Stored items
============

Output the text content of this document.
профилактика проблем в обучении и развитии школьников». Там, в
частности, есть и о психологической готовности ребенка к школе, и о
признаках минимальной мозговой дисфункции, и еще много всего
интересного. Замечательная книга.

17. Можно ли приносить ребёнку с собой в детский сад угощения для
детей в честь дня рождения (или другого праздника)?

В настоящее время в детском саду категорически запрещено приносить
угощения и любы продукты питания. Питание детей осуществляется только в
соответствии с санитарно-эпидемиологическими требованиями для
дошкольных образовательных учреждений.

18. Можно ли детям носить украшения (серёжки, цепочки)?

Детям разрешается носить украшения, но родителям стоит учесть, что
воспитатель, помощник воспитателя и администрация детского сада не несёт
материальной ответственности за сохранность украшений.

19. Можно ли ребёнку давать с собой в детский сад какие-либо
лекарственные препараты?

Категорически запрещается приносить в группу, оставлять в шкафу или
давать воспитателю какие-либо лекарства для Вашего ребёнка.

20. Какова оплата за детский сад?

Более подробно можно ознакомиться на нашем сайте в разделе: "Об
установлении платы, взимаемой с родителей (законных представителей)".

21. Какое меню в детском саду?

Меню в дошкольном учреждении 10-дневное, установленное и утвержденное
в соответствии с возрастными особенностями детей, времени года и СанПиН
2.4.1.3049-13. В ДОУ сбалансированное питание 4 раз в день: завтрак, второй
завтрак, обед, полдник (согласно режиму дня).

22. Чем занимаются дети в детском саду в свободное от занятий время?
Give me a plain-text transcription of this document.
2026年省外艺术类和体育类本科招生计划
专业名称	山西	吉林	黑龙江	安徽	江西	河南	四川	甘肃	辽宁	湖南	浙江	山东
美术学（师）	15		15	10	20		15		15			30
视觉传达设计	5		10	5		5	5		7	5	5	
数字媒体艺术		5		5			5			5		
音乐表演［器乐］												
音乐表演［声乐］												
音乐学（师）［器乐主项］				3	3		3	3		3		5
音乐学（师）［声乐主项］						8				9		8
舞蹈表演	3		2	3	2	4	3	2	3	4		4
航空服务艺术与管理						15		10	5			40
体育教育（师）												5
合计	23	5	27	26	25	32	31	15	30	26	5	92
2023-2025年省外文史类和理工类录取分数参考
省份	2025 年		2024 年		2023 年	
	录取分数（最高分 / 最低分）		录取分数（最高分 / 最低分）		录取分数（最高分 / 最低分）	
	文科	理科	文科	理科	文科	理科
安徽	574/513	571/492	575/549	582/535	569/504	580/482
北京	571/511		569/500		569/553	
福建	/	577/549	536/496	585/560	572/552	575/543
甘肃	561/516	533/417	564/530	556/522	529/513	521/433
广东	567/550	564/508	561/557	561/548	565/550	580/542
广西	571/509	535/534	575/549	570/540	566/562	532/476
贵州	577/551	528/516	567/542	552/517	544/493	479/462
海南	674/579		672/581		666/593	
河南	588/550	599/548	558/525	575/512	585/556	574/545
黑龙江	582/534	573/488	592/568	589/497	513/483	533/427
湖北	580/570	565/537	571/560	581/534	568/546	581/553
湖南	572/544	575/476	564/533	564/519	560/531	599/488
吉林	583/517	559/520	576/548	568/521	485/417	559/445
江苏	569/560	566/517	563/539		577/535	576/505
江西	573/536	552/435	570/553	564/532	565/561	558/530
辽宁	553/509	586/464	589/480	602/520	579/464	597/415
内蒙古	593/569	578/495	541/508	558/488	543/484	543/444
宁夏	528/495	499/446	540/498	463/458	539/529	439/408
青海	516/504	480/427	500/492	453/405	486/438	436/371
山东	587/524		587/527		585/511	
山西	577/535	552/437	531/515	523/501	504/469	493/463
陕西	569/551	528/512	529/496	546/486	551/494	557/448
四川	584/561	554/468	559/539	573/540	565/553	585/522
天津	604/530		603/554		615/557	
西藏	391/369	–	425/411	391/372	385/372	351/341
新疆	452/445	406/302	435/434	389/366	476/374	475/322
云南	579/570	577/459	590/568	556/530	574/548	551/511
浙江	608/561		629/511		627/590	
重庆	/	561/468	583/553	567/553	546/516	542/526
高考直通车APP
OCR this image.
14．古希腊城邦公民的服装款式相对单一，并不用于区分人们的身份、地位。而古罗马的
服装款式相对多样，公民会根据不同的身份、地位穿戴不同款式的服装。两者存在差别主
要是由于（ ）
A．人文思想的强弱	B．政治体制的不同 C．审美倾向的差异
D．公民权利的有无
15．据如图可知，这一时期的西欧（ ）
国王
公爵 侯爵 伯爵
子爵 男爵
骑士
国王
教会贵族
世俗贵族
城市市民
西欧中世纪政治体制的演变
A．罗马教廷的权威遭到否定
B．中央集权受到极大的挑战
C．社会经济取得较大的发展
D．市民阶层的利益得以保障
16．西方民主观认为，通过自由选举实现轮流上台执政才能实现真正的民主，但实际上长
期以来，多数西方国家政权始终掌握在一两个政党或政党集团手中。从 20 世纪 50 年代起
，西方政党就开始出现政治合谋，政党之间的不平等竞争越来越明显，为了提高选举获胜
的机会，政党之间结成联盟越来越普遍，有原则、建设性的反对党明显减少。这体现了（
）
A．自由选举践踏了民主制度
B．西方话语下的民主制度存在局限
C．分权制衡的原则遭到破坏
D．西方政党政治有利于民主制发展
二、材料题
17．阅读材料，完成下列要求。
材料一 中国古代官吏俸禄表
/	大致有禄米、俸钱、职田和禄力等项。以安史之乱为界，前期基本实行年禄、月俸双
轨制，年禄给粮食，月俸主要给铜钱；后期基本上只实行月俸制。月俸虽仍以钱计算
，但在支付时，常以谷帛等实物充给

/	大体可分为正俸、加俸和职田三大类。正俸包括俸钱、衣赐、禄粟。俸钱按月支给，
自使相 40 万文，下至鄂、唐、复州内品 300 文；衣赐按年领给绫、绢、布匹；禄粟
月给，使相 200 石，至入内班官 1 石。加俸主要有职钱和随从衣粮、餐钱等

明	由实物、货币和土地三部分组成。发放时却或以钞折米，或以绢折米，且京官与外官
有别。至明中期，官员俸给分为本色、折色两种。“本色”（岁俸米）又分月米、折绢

============

#### [What you should do]
The answer is a single number: how many lines include the word "document"?

#### [Written solution]
2